"""
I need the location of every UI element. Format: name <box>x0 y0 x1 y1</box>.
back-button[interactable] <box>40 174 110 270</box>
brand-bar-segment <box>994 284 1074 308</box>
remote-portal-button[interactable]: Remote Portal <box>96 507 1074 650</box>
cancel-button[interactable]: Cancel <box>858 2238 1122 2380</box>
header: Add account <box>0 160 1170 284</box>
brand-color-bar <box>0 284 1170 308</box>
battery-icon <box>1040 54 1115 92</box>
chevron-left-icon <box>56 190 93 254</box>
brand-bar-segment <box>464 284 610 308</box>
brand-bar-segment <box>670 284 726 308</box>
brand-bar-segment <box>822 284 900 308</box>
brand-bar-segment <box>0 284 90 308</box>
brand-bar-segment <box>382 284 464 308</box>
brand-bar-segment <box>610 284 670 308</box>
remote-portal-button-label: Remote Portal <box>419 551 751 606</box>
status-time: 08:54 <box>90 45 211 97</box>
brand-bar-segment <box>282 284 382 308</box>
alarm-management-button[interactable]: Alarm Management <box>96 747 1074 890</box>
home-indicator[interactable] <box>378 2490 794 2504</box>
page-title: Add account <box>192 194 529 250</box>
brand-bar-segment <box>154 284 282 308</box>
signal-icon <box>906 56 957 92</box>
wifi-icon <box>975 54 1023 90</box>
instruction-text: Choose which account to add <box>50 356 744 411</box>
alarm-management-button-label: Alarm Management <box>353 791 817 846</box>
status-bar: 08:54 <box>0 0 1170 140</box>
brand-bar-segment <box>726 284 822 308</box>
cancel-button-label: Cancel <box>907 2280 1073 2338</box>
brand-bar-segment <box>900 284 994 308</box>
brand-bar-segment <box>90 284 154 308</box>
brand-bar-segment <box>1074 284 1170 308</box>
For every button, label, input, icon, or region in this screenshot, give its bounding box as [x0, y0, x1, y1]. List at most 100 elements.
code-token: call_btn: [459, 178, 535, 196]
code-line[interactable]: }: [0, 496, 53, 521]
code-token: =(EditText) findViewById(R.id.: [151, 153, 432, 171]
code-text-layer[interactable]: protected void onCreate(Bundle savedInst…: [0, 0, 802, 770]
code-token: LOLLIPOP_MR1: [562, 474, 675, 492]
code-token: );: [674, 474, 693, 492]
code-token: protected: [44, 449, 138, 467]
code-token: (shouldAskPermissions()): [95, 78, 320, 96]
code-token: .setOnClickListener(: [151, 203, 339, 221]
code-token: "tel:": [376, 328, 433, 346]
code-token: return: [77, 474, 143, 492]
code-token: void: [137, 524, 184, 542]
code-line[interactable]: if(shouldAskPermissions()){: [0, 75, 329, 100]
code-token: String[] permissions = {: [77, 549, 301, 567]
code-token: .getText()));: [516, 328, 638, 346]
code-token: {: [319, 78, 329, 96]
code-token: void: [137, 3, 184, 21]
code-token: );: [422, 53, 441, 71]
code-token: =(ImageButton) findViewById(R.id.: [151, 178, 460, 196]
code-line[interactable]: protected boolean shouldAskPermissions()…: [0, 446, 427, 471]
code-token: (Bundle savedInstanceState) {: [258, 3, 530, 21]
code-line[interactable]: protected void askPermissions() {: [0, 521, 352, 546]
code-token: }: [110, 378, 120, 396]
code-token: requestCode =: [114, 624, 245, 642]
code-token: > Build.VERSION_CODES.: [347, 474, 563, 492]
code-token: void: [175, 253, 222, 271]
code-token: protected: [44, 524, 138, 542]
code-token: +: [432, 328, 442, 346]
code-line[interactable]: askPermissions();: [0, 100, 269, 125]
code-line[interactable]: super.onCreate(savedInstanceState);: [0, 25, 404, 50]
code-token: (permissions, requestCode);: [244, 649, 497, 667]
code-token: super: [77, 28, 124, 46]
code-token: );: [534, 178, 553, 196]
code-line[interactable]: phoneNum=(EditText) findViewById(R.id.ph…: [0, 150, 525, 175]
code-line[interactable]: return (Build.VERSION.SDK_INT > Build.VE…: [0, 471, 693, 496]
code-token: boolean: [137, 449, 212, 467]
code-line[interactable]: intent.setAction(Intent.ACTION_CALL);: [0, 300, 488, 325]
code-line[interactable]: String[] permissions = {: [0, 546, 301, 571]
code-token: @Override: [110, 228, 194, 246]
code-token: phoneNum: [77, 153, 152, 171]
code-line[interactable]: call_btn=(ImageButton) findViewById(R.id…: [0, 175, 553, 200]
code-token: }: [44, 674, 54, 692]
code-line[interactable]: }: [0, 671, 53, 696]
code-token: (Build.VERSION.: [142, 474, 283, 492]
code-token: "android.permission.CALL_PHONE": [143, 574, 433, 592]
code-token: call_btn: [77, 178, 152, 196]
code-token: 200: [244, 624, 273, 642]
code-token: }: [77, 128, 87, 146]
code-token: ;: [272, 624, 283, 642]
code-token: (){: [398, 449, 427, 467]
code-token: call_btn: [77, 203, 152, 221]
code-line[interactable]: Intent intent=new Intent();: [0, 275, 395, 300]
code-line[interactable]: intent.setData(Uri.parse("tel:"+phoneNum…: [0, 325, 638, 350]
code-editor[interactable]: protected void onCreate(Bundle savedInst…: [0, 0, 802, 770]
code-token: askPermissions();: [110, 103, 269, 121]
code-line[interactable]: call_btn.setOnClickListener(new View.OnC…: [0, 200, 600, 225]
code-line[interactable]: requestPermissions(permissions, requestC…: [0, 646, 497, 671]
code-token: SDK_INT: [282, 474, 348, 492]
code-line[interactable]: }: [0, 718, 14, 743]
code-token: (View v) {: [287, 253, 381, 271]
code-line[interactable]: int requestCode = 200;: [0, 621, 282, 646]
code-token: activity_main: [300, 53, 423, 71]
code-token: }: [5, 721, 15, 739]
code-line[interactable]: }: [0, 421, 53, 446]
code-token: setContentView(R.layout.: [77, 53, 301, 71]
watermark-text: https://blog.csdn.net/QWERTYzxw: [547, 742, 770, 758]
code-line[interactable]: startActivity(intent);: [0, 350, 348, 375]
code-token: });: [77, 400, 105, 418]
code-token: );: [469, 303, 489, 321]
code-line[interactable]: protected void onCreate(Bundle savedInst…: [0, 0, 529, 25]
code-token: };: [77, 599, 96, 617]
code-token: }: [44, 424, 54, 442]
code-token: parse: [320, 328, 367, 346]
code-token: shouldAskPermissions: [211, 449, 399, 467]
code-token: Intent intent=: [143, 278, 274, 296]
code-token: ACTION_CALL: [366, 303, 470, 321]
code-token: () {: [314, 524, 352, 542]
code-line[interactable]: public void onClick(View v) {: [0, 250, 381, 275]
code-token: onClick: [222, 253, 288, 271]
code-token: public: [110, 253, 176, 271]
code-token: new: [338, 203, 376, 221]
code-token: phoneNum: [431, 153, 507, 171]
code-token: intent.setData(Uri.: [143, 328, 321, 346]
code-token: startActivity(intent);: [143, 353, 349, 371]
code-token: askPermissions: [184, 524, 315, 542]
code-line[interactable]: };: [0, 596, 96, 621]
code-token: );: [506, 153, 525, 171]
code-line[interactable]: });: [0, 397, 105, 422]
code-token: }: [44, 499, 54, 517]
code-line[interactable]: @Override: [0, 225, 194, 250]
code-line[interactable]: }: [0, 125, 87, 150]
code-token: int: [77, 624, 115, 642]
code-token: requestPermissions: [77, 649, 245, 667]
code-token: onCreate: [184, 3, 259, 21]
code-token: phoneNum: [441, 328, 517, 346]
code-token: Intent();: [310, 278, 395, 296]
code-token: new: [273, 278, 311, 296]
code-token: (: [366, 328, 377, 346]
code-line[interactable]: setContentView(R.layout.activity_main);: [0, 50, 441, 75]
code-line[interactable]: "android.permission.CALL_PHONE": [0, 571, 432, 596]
"""
### WHAT THE TASK ASKS
Replace each occurrence of "brand-bar-segment" with "color-stripe" throughout the records, and reproduce all other lines unchanged.

### EXERCISE OUTPUT
I need the location of every UI element. Format: name <box>x0 y0 x1 y1</box>.
back-button[interactable] <box>40 174 110 270</box>
color-stripe <box>994 284 1074 308</box>
remote-portal-button[interactable]: Remote Portal <box>96 507 1074 650</box>
cancel-button[interactable]: Cancel <box>858 2238 1122 2380</box>
header: Add account <box>0 160 1170 284</box>
brand-color-bar <box>0 284 1170 308</box>
battery-icon <box>1040 54 1115 92</box>
chevron-left-icon <box>56 190 93 254</box>
color-stripe <box>464 284 610 308</box>
color-stripe <box>670 284 726 308</box>
color-stripe <box>822 284 900 308</box>
color-stripe <box>0 284 90 308</box>
color-stripe <box>382 284 464 308</box>
color-stripe <box>610 284 670 308</box>
remote-portal-button-label: Remote Portal <box>419 551 751 606</box>
status-time: 08:54 <box>90 45 211 97</box>
color-stripe <box>282 284 382 308</box>
alarm-management-button[interactable]: Alarm Management <box>96 747 1074 890</box>
home-indicator[interactable] <box>378 2490 794 2504</box>
page-title: Add account <box>192 194 529 250</box>
color-stripe <box>154 284 282 308</box>
signal-icon <box>906 56 957 92</box>
wifi-icon <box>975 54 1023 90</box>
instruction-text: Choose which account to add <box>50 356 744 411</box>
alarm-management-button-label: Alarm Management <box>353 791 817 846</box>
status-bar: 08:54 <box>0 0 1170 140</box>
color-stripe <box>726 284 822 308</box>
cancel-button-label: Cancel <box>907 2280 1073 2338</box>
color-stripe <box>900 284 994 308</box>
color-stripe <box>90 284 154 308</box>
color-stripe <box>1074 284 1170 308</box>
For every button, label, input, icon, or region in this screenshot, give its bounding box as [x0, y0, x1, y1]. List at most 100 elements.
code-token: call_btn: [459, 178, 535, 196]
code-line[interactable]: }: [0, 496, 53, 521]
code-token: =(EditText) findViewById(R.id.: [151, 153, 432, 171]
code-text-layer[interactable]: protected void onCreate(Bundle savedInst…: [0, 0, 802, 770]
code-token: LOLLIPOP_MR1: [562, 474, 675, 492]
code-token: );: [674, 474, 693, 492]
code-token: protected: [44, 449, 138, 467]
code-token: (shouldAskPermissions()): [95, 78, 320, 96]
code-token: .setOnClickListener(: [151, 203, 339, 221]
code-token: "tel:": [376, 328, 433, 346]
code-token: return: [77, 474, 143, 492]
code-token: void: [137, 524, 184, 542]
code-line[interactable]: if(shouldAskPermissions()){: [0, 75, 329, 100]
code-token: String[] permissions = {: [77, 549, 301, 567]
code-token: .getText()));: [516, 328, 638, 346]
code-token: {: [319, 78, 329, 96]
code-token: void: [137, 3, 184, 21]
code-token: );: [422, 53, 441, 71]
code-token: =(ImageButton) findViewById(R.id.: [151, 178, 460, 196]
code-line[interactable]: protected boolean shouldAskPermissions()…: [0, 446, 427, 471]
code-token: (Bundle savedInstanceState) {: [258, 3, 530, 21]
code-line[interactable]: protected void askPermissions() {: [0, 521, 352, 546]
code-token: }: [110, 378, 120, 396]
code-token: requestCode =: [114, 624, 245, 642]
code-token: > Build.VERSION_CODES.: [347, 474, 563, 492]
code-token: void: [175, 253, 222, 271]
code-token: protected: [44, 524, 138, 542]
code-token: +: [432, 328, 442, 346]
code-line[interactable]: askPermissions();: [0, 100, 269, 125]
code-line[interactable]: super.onCreate(savedInstanceState);: [0, 25, 404, 50]
code-token: (permissions, requestCode);: [244, 649, 497, 667]
code-token: super: [77, 28, 124, 46]
code-token: );: [534, 178, 553, 196]
code-line[interactable]: phoneNum=(EditText) findViewById(R.id.ph…: [0, 150, 525, 175]
code-line[interactable]: return (Build.VERSION.SDK_INT > Build.VE…: [0, 471, 693, 496]
code-token: boolean: [137, 449, 212, 467]
code-line[interactable]: intent.setAction(Intent.ACTION_CALL);: [0, 300, 488, 325]
code-line[interactable]: String[] permissions = {: [0, 546, 301, 571]
code-token: @Override: [110, 228, 194, 246]
code-token: phoneNum: [77, 153, 152, 171]
code-line[interactable]: call_btn=(ImageButton) findViewById(R.id…: [0, 175, 553, 200]
code-token: }: [44, 674, 54, 692]
code-line[interactable]: }: [0, 671, 53, 696]
code-token: (Build.VERSION.: [142, 474, 283, 492]
code-token: "android.permission.CALL_PHONE": [143, 574, 433, 592]
code-token: call_btn: [77, 178, 152, 196]
code-token: 200: [244, 624, 273, 642]
code-token: }: [77, 128, 87, 146]
code-token: ;: [272, 624, 283, 642]
code-token: (){: [398, 449, 427, 467]
code-token: call_btn: [77, 203, 152, 221]
code-line[interactable]: Intent intent=new Intent();: [0, 275, 395, 300]
code-line[interactable]: intent.setData(Uri.parse("tel:"+phoneNum…: [0, 325, 638, 350]
code-editor[interactable]: protected void onCreate(Bundle savedInst…: [0, 0, 802, 770]
code-token: askPermissions();: [110, 103, 269, 121]
code-line[interactable]: call_btn.setOnClickListener(new View.OnC…: [0, 200, 600, 225]
code-line[interactable]: requestPermissions(permissions, requestC…: [0, 646, 497, 671]
code-token: SDK_INT: [282, 474, 348, 492]
code-line[interactable]: }: [0, 718, 14, 743]
code-token: (View v) {: [287, 253, 381, 271]
code-line[interactable]: int requestCode = 200;: [0, 621, 282, 646]
code-token: activity_main: [300, 53, 423, 71]
code-token: }: [5, 721, 15, 739]
code-line[interactable]: }: [0, 421, 53, 446]
code-token: setContentView(R.layout.: [77, 53, 301, 71]
watermark-text: https://blog.csdn.net/QWERTYzxw: [547, 742, 770, 758]
code-line[interactable]: startActivity(intent);: [0, 350, 348, 375]
code-token: });: [77, 400, 105, 418]
code-token: );: [469, 303, 489, 321]
code-line[interactable]: protected void onCreate(Bundle savedInst…: [0, 0, 529, 25]
code-token: };: [77, 599, 96, 617]
code-token: }: [44, 424, 54, 442]
code-token: parse: [320, 328, 367, 346]
code-token: shouldAskPermissions: [211, 449, 399, 467]
code-token: Intent intent=: [143, 278, 274, 296]
code-token: ACTION_CALL: [366, 303, 470, 321]
code-token: () {: [314, 524, 352, 542]
code-line[interactable]: public void onClick(View v) {: [0, 250, 381, 275]
code-token: onClick: [222, 253, 288, 271]
code-token: public: [110, 253, 176, 271]
code-token: new: [338, 203, 376, 221]
code-token: phoneNum: [431, 153, 507, 171]
code-token: intent.setData(Uri.: [143, 328, 321, 346]
code-token: startActivity(intent);: [143, 353, 349, 371]
code-token: askPermissions: [184, 524, 315, 542]
code-line[interactable]: };: [0, 596, 96, 621]
code-token: );: [506, 153, 525, 171]
code-line[interactable]: });: [0, 397, 105, 422]
code-token: }: [44, 499, 54, 517]
code-line[interactable]: @Override: [0, 225, 194, 250]
code-line[interactable]: }: [0, 125, 87, 150]
code-token: int: [77, 624, 115, 642]
code-token: requestPermissions: [77, 649, 245, 667]
code-token: onCreate: [184, 3, 259, 21]
code-token: phoneNum: [441, 328, 517, 346]
code-token: Intent();: [310, 278, 395, 296]
code-token: new: [273, 278, 311, 296]
code-token: (: [366, 328, 377, 346]
code-line[interactable]: setContentView(R.layout.activity_main);: [0, 50, 441, 75]
code-line[interactable]: "android.permission.CALL_PHONE": [0, 571, 432, 596]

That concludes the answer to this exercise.